Find the lines with "photo" in them and copy them out.

--- BEGIN EXERCISE DATA ---

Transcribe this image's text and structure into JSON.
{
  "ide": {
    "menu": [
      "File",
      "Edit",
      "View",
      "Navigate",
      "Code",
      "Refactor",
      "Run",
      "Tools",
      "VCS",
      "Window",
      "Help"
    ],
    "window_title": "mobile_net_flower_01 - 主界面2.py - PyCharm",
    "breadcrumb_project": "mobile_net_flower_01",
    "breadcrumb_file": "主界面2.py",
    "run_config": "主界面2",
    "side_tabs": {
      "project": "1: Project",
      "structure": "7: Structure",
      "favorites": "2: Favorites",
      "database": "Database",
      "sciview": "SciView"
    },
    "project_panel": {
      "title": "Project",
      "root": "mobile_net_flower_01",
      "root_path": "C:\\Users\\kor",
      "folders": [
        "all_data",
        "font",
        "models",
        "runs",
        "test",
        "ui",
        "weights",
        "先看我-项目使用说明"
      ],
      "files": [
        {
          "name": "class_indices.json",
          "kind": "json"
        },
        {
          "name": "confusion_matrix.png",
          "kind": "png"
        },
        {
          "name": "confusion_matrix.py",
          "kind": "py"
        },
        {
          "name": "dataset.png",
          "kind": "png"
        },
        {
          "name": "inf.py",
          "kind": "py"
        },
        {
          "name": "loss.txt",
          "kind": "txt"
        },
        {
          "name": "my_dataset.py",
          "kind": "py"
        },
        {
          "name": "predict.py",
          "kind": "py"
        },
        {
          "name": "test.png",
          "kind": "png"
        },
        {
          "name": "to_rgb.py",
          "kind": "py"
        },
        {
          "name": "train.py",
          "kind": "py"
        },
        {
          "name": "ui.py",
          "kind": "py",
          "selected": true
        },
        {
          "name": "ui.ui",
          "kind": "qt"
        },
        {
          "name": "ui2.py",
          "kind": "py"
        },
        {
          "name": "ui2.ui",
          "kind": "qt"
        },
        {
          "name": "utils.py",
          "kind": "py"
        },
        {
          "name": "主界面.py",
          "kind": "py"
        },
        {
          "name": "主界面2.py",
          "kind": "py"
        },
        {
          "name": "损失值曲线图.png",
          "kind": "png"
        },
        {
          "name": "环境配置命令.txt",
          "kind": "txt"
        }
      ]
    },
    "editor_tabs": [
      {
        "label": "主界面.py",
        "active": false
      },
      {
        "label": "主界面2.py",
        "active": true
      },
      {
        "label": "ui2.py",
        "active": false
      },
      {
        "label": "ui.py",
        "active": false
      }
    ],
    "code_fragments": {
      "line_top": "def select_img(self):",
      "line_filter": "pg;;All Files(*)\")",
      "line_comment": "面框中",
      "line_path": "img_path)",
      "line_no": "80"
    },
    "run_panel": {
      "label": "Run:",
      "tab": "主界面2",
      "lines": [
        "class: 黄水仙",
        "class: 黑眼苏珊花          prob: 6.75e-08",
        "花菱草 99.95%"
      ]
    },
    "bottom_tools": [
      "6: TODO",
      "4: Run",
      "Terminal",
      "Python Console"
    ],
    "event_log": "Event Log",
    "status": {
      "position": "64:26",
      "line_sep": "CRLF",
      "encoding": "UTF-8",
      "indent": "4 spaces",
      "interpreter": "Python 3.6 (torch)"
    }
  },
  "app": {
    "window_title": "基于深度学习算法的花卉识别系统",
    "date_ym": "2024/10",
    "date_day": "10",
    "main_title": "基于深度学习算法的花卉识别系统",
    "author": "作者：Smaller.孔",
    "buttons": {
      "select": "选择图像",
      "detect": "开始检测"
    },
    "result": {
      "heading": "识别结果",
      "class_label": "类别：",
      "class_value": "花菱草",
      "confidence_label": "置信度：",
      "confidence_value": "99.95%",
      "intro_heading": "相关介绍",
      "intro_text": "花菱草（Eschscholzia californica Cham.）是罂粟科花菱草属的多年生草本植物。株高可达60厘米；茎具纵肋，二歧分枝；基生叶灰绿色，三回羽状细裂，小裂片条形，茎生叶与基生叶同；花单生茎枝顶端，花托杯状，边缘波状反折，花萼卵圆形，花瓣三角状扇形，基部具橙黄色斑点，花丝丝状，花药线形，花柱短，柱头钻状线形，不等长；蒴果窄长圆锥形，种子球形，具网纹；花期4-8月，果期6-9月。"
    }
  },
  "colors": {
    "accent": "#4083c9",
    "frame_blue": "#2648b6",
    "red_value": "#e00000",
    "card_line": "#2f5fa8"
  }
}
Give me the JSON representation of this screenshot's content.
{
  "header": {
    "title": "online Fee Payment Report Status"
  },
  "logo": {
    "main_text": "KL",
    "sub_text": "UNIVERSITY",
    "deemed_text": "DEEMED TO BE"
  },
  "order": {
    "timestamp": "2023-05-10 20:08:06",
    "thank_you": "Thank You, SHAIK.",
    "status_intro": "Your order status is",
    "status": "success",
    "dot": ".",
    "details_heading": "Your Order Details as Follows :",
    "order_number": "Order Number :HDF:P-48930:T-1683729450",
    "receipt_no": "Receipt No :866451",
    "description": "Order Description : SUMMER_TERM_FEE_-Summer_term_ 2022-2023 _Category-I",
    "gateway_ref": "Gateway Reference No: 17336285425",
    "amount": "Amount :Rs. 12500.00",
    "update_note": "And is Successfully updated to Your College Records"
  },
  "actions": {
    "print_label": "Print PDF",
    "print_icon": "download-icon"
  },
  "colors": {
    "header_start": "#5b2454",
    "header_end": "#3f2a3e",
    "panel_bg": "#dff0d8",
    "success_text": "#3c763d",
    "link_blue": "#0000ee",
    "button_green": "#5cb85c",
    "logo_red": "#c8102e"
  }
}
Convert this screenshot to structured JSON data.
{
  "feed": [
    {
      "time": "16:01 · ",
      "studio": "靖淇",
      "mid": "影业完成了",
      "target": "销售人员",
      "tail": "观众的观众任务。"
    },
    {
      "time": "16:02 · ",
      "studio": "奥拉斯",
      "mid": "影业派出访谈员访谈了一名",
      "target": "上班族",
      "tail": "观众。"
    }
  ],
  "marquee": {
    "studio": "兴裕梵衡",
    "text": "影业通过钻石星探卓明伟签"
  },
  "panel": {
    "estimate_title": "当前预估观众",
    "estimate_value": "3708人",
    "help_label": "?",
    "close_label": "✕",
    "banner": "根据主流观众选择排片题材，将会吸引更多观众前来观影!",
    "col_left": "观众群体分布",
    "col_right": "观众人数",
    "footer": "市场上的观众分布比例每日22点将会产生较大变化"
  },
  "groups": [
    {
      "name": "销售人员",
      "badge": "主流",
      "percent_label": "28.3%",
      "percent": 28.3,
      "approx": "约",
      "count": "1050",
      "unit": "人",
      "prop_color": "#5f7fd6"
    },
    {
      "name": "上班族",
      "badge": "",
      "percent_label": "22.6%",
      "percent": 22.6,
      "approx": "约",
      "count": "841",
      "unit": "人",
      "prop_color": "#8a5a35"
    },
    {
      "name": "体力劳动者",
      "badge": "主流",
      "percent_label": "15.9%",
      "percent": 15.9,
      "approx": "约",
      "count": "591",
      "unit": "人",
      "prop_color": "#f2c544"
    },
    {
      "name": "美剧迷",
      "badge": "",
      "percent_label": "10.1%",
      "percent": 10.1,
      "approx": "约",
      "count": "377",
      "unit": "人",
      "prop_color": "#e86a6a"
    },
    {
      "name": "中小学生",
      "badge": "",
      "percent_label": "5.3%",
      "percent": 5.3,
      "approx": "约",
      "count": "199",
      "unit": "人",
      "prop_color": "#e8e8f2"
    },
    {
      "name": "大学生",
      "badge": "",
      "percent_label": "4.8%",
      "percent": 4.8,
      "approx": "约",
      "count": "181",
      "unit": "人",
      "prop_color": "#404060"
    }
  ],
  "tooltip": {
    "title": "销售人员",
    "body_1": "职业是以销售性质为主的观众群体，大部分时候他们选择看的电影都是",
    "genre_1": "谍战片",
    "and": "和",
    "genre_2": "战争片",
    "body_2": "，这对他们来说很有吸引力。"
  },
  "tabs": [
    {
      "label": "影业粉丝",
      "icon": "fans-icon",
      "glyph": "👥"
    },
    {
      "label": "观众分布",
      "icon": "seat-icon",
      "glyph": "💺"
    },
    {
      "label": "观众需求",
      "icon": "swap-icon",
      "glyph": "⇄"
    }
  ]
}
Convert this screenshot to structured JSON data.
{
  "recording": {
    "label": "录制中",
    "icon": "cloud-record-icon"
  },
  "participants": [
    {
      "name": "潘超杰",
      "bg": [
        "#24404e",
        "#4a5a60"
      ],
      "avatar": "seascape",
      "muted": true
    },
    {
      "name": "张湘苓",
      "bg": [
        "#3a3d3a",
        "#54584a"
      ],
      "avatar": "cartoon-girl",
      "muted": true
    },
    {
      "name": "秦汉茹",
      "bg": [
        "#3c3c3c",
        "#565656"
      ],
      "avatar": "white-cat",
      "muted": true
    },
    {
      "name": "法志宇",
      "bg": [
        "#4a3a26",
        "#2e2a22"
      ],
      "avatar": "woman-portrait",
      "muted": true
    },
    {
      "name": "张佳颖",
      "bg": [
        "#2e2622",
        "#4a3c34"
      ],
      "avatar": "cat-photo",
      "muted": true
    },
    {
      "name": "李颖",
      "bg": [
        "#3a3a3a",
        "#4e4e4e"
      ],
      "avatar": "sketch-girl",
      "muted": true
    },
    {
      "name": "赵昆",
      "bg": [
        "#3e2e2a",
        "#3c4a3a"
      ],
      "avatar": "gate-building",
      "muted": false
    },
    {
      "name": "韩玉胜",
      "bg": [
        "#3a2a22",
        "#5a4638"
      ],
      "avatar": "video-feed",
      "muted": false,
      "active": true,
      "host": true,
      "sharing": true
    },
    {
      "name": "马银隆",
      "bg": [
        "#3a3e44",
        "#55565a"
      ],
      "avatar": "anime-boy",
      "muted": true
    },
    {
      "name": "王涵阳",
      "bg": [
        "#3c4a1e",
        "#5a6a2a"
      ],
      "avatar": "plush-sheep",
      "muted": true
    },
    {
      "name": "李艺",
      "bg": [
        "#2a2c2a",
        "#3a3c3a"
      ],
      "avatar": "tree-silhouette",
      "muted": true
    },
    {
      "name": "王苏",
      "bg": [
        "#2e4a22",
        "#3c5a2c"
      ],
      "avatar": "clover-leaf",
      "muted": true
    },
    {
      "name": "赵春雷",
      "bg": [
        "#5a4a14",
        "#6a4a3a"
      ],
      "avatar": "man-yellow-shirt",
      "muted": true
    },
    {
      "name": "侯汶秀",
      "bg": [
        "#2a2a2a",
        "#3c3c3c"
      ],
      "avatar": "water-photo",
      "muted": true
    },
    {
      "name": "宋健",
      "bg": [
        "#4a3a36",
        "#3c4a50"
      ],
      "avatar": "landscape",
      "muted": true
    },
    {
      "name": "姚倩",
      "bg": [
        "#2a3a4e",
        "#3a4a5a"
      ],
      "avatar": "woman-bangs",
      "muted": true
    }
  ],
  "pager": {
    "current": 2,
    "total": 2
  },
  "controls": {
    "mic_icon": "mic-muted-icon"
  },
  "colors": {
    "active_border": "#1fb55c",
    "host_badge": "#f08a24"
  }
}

--- END EXERCISE DATA ---

* _RESPONSE_
      "avatar": "cat-photo",
      "avatar": "water-photo",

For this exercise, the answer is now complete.